__YOUR TASK__. Copy, in full, each line of the material that holds the word "dbar".

§ §

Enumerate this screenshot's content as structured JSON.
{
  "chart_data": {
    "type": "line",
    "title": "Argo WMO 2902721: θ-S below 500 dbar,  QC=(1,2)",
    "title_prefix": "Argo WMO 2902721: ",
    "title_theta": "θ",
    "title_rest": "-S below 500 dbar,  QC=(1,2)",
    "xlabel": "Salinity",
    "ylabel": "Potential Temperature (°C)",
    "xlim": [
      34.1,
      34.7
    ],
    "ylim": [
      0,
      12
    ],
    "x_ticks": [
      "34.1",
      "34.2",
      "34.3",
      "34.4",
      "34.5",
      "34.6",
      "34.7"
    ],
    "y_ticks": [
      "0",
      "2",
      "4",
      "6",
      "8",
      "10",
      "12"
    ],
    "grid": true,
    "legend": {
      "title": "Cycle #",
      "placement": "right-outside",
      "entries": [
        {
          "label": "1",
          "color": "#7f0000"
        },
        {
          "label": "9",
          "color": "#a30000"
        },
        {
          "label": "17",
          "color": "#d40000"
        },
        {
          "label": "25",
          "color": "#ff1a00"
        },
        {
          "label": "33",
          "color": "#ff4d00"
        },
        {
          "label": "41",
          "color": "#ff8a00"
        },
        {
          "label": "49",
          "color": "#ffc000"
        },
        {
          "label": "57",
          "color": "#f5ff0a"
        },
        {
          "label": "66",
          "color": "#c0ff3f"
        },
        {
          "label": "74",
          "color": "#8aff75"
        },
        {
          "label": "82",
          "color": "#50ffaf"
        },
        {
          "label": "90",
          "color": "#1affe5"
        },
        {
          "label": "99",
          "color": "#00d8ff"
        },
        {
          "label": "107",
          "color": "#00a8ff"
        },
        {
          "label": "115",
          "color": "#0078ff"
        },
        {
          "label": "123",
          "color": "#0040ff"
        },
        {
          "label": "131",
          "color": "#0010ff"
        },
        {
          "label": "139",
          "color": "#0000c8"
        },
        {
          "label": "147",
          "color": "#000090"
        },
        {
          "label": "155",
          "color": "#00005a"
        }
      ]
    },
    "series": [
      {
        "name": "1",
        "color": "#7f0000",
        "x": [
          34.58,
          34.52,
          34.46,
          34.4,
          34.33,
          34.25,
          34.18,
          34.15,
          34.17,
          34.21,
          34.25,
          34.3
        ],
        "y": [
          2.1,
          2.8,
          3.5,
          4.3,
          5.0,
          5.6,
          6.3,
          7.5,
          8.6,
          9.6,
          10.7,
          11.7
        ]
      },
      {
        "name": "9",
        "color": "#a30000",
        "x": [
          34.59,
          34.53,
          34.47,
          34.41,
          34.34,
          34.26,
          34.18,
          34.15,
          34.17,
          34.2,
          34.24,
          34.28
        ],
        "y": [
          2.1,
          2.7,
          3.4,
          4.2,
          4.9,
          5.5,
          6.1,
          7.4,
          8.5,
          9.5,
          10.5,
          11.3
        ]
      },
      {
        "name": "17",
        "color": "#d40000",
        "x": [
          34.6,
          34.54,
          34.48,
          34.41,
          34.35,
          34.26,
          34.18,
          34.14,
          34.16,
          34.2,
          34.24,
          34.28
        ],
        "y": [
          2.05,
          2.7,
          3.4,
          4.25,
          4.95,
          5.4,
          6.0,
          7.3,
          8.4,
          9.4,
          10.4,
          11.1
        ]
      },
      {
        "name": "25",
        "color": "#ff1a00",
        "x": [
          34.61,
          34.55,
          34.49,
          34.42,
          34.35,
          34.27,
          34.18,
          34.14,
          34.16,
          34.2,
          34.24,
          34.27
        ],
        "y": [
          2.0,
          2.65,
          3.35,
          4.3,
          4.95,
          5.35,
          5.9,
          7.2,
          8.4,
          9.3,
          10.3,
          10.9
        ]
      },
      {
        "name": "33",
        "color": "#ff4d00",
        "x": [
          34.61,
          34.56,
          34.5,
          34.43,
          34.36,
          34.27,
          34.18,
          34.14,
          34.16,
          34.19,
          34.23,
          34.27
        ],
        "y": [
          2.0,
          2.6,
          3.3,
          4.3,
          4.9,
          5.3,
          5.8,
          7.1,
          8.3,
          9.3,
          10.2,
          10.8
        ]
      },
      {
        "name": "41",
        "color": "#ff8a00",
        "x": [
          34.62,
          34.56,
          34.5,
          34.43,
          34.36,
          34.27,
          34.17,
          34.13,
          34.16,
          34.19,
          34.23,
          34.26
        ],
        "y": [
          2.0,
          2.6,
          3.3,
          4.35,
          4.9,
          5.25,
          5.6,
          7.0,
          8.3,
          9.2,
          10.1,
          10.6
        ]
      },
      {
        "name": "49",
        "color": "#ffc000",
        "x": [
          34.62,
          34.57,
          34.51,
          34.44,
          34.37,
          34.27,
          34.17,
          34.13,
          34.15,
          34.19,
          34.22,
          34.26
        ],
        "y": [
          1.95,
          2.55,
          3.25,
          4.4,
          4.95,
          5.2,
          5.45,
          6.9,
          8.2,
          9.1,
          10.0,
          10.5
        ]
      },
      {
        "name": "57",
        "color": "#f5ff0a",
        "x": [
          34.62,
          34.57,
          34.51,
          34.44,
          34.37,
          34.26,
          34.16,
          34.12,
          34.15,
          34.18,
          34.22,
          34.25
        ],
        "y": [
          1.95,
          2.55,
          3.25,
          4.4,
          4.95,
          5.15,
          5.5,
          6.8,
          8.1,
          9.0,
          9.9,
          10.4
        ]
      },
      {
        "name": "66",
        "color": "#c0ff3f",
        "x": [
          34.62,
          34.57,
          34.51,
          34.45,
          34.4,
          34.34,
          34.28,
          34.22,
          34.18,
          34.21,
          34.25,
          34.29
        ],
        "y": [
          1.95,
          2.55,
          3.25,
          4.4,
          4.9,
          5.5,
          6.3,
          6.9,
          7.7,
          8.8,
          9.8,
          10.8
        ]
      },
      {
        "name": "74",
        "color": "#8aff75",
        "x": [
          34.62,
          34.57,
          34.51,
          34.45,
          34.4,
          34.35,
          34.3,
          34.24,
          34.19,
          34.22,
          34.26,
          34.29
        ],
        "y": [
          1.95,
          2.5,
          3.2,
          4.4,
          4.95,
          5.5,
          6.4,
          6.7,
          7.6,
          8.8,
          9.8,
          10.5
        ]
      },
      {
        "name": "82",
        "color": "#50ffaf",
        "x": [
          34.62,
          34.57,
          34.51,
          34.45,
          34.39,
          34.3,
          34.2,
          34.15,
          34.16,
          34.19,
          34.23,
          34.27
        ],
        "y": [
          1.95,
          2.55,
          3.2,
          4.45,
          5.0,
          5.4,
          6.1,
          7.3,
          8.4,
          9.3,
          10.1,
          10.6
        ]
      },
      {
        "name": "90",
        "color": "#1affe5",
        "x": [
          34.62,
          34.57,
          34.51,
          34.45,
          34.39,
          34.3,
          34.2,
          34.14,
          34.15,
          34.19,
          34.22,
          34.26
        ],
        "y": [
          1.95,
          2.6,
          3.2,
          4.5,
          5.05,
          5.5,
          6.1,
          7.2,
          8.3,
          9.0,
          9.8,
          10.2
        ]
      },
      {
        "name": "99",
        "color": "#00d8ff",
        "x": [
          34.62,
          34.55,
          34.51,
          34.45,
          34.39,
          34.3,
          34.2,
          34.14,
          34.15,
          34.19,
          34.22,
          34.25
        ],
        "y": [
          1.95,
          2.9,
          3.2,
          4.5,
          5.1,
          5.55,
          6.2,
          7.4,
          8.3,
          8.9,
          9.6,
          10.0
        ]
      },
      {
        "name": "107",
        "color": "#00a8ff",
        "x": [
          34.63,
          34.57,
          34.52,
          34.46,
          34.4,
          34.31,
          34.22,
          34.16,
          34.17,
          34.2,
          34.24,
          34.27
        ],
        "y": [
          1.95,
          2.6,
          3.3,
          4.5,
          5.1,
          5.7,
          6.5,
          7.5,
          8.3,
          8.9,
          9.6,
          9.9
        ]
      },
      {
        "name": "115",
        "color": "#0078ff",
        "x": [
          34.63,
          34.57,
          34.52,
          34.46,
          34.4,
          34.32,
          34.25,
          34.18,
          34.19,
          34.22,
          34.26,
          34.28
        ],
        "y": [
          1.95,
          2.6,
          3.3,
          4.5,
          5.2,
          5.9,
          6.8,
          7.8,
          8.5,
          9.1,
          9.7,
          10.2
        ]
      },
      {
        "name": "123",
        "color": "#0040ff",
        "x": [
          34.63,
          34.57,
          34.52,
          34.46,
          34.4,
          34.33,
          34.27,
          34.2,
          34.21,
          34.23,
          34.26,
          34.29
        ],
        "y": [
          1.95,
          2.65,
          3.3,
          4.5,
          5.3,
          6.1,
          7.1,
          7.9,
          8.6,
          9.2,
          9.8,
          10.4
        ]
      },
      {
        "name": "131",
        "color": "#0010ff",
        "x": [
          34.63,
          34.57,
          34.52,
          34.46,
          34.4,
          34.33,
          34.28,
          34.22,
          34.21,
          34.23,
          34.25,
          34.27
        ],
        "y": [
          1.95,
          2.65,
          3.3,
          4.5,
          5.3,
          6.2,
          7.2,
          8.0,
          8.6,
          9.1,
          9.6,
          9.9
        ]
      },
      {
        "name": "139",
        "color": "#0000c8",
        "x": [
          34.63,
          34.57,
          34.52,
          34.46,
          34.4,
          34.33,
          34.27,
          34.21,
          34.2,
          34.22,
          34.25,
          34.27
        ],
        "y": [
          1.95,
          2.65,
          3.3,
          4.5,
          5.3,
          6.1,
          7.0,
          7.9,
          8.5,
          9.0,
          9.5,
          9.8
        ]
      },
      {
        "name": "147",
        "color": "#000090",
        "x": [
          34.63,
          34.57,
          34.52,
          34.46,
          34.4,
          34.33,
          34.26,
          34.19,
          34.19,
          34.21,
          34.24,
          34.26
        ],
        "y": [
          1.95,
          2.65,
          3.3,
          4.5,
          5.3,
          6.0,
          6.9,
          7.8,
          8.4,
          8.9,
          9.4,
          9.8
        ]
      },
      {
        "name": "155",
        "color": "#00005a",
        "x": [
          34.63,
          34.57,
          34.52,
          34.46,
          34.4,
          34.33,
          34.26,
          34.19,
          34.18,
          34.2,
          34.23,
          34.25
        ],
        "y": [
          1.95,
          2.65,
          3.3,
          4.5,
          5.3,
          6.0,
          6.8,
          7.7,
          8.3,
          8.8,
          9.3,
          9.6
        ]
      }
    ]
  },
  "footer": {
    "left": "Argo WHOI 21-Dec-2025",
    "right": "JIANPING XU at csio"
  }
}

§ §

__WORKED SOLUTION__.
    "title": "Argo WMO 2902721: θ-S below 500 dbar,  QC=(1,2)",
    "title_rest": "-S below 500 dbar,  QC=(1,2)",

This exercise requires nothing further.